GIVEN ENTRIES:
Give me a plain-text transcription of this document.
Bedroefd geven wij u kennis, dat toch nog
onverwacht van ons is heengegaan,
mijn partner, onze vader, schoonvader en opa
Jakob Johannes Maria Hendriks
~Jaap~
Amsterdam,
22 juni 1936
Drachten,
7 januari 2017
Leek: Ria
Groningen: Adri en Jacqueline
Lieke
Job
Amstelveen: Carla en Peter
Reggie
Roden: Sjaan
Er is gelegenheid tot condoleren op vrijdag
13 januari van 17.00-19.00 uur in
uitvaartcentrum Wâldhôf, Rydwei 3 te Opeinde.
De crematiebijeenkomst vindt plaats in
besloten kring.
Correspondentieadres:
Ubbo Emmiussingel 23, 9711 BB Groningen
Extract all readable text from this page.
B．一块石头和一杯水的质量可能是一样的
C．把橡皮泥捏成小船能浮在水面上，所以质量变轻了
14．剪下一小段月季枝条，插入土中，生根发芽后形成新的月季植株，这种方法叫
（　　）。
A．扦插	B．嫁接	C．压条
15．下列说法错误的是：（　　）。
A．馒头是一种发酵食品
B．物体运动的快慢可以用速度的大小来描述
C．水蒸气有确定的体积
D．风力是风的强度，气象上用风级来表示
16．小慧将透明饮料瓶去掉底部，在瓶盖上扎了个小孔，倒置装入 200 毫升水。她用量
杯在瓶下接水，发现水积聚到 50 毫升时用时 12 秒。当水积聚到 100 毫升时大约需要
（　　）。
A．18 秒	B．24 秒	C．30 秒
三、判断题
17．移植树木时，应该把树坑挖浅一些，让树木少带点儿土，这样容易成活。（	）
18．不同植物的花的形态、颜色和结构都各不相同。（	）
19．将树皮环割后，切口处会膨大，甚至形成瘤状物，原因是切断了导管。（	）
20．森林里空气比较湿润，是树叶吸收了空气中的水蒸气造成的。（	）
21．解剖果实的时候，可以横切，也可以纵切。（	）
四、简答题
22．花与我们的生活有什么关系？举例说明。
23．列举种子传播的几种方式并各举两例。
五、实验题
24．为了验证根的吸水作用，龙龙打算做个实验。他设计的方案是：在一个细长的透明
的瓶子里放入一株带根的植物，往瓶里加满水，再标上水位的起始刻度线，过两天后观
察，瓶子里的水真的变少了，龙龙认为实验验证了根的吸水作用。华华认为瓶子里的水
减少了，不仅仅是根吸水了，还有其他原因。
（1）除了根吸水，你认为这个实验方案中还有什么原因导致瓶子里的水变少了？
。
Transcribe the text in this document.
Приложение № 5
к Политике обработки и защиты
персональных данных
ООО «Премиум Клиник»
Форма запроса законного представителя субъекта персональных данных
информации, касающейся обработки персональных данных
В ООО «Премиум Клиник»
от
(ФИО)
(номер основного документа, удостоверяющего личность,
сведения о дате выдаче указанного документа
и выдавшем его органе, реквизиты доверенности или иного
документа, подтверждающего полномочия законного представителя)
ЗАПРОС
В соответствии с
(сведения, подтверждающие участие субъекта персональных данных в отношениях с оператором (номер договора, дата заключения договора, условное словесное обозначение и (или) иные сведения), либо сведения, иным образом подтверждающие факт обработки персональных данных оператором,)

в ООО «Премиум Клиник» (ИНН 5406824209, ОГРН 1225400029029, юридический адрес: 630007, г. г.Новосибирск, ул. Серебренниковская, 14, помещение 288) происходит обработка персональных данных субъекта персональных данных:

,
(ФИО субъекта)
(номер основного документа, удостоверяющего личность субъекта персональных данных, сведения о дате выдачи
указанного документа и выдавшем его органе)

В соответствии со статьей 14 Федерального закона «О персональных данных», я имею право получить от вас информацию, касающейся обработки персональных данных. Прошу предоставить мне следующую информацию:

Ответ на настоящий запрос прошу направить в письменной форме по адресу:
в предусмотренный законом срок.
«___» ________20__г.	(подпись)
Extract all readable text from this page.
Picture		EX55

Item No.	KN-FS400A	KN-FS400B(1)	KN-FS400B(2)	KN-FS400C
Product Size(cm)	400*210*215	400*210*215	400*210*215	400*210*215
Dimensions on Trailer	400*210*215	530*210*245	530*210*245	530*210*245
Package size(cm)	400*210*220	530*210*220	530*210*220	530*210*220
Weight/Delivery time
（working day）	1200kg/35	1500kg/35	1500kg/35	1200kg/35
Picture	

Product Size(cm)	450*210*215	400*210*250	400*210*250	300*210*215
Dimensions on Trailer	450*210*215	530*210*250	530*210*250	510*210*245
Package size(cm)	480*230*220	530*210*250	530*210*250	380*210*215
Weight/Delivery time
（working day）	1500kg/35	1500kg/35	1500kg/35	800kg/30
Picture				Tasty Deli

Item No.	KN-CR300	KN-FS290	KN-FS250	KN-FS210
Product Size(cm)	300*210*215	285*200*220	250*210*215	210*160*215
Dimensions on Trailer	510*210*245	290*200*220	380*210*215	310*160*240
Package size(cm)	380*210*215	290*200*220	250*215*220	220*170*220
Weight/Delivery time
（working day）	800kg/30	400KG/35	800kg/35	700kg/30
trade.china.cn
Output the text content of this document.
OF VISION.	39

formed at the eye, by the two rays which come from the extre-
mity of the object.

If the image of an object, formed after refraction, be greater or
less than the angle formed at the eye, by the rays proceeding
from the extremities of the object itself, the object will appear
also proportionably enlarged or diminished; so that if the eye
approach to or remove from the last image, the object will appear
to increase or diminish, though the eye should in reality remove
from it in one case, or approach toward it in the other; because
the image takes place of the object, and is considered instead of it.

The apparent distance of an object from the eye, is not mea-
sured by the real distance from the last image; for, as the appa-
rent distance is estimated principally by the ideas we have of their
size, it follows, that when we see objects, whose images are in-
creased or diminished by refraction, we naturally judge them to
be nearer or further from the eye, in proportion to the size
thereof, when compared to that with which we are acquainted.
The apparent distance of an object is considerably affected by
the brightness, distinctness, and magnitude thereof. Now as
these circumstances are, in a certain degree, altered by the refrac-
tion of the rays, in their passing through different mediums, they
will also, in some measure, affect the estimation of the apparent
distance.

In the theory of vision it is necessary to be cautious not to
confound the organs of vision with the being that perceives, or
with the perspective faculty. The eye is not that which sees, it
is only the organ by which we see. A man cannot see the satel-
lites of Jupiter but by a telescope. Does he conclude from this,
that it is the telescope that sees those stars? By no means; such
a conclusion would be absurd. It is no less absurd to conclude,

TASK DETAILS:
Faithfully transcribe the whole of the data.

RESPONSE FOR THIS EXERCISE:
Give me a plain-text transcription of this document.
Bedroefd geven wij u kennis, dat toch nog
onverwacht van ons is heengegaan,
mijn partner, onze vader, schoonvader en opa
Jakob Johannes Maria Hendriks
~Jaap~
Amsterdam,
22 juni 1936
Drachten,
7 januari 2017
Leek: Ria
Groningen: Adri en Jacqueline
Lieke
Job
Amstelveen: Carla en Peter
Reggie
Roden: Sjaan
Er is gelegenheid tot condoleren op vrijdag
13 januari van 17.00-19.00 uur in
uitvaartcentrum Wâldhôf, Rydwei 3 te Opeinde.
De crematiebijeenkomst vindt plaats in
besloten kring.
Correspondentieadres:
Ubbo Emmiussingel 23, 9711 BB Groningen
Extract all readable text from this page.
B．一块石头和一杯水的质量可能是一样的
C．把橡皮泥捏成小船能浮在水面上，所以质量变轻了
14．剪下一小段月季枝条，插入土中，生根发芽后形成新的月季植株，这种方法叫
（　　）。
A．扦插	B．嫁接	C．压条
15．下列说法错误的是：（　　）。
A．馒头是一种发酵食品
B．物体运动的快慢可以用速度的大小来描述
C．水蒸气有确定的体积
D．风力是风的强度，气象上用风级来表示
16．小慧将透明饮料瓶去掉底部，在瓶盖上扎了个小孔，倒置装入 200 毫升水。她用量
杯在瓶下接水，发现水积聚到 50 毫升时用时 12 秒。当水积聚到 100 毫升时大约需要
（　　）。
A．18 秒	B．24 秒	C．30 秒
三、判断题
17．移植树木时，应该把树坑挖浅一些，让树木少带点儿土，这样容易成活。（	）
18．不同植物的花的形态、颜色和结构都各不相同。（	）
19．将树皮环割后，切口处会膨大，甚至形成瘤状物，原因是切断了导管。（	）
20．森林里空气比较湿润，是树叶吸收了空气中的水蒸气造成的。（	）
21．解剖果实的时候，可以横切，也可以纵切。（	）
四、简答题
22．花与我们的生活有什么关系？举例说明。
23．列举种子传播的几种方式并各举两例。
五、实验题
24．为了验证根的吸水作用，龙龙打算做个实验。他设计的方案是：在一个细长的透明
的瓶子里放入一株带根的植物，往瓶里加满水，再标上水位的起始刻度线，过两天后观
察，瓶子里的水真的变少了，龙龙认为实验验证了根的吸水作用。华华认为瓶子里的水
减少了，不仅仅是根吸水了，还有其他原因。
（1）除了根吸水，你认为这个实验方案中还有什么原因导致瓶子里的水变少了？
。
Transcribe the text in this document.
Приложение № 5
к Политике обработки и защиты
персональных данных
ООО «Премиум Клиник»
Форма запроса законного представителя субъекта персональных данных
информации, касающейся обработки персональных данных
В ООО «Премиум Клиник»
от
(ФИО)
(номер основного документа, удостоверяющего личность,
сведения о дате выдаче указанного документа
и выдавшем его органе, реквизиты доверенности или иного
документа, подтверждающего полномочия законного представителя)
ЗАПРОС
В соответствии с
(сведения, подтверждающие участие субъекта персональных данных в отношениях с оператором (номер договора, дата заключения договора, условное словесное обозначение и (или) иные сведения), либо сведения, иным образом подтверждающие факт обработки персональных данных оператором,)

в ООО «Премиум Клиник» (ИНН 5406824209, ОГРН 1225400029029, юридический адрес: 630007, г. г.Новосибирск, ул. Серебренниковская, 14, помещение 288) происходит обработка персональных данных субъекта персональных данных:

,
(ФИО субъекта)
(номер основного документа, удостоверяющего личность субъекта персональных данных, сведения о дате выдачи
указанного документа и выдавшем его органе)

В соответствии со статьей 14 Федерального закона «О персональных данных», я имею право получить от вас информацию, касающейся обработки персональных данных. Прошу предоставить мне следующую информацию:

Ответ на настоящий запрос прошу направить в письменной форме по адресу:
в предусмотренный законом срок.
«___» ________20__г.	(подпись)
Extract all readable text from this page.
Picture		EX55

Item No.	KN-FS400A	KN-FS400B(1)	KN-FS400B(2)	KN-FS400C
Product Size(cm)	400*210*215	400*210*215	400*210*215	400*210*215
Dimensions on Trailer	400*210*215	530*210*245	530*210*245	530*210*245
Package size(cm)	400*210*220	530*210*220	530*210*220	530*210*220
Weight/Delivery time
（working day）	1200kg/35	1500kg/35	1500kg/35	1200kg/35
Picture	

Product Size(cm)	450*210*215	400*210*250	400*210*250	300*210*215
Dimensions on Trailer	450*210*215	530*210*250	530*210*250	510*210*245
Package size(cm)	480*230*220	530*210*250	530*210*250	380*210*215
Weight/Delivery time
（working day）	1500kg/35	1500kg/35	1500kg/35	800kg/30
Picture				Tasty Deli

Item No.	KN-CR300	KN-FS290	KN-FS250	KN-FS210
Product Size(cm)	300*210*215	285*200*220	250*210*215	210*160*215
Dimensions on Trailer	510*210*245	290*200*220	380*210*215	310*160*240
Package size(cm)	380*210*215	290*200*220	250*215*220	220*170*220
Weight/Delivery time
（working day）	800kg/30	400KG/35	800kg/35	700kg/30
trade.china.cn
Output the text content of this document.
OF VISION.	39

formed at the eye, by the two rays which come from the extre-
mity of the object.

If the image of an object, formed after refraction, be greater or
less than the angle formed at the eye, by the rays proceeding
from the extremities of the object itself, the object will appear
also proportionably enlarged or diminished; so that if the eye
approach to or remove from the last image, the object will appear
to increase or diminish, though the eye should in reality remove
from it in one case, or approach toward it in the other; because
the image takes place of the object, and is considered instead of it.

The apparent distance of an object from the eye, is not mea-
sured by the real distance from the last image; for, as the appa-
rent distance is estimated principally by the ideas we have of their
size, it follows, that when we see objects, whose images are in-
creased or diminished by refraction, we naturally judge them to
be nearer or further from the eye, in proportion to the size
thereof, when compared to that with which we are acquainted.
The apparent distance of an object is considerably affected by
the brightness, distinctness, and magnitude thereof. Now as
these circumstances are, in a certain degree, altered by the refrac-
tion of the rays, in their passing through different mediums, they
will also, in some measure, affect the estimation of the apparent
distance.

In the theory of vision it is necessary to be cautious not to
confound the organs of vision with the being that perceives, or
with the perspective faculty. The eye is not that which sees, it
is only the organ by which we see. A man cannot see the satel-
lites of Jupiter but by a telescope. Does he conclude from this,
that it is the telescope that sees those stars? By no means; such
a conclusion would be absurd. It is no less absurd to conclude,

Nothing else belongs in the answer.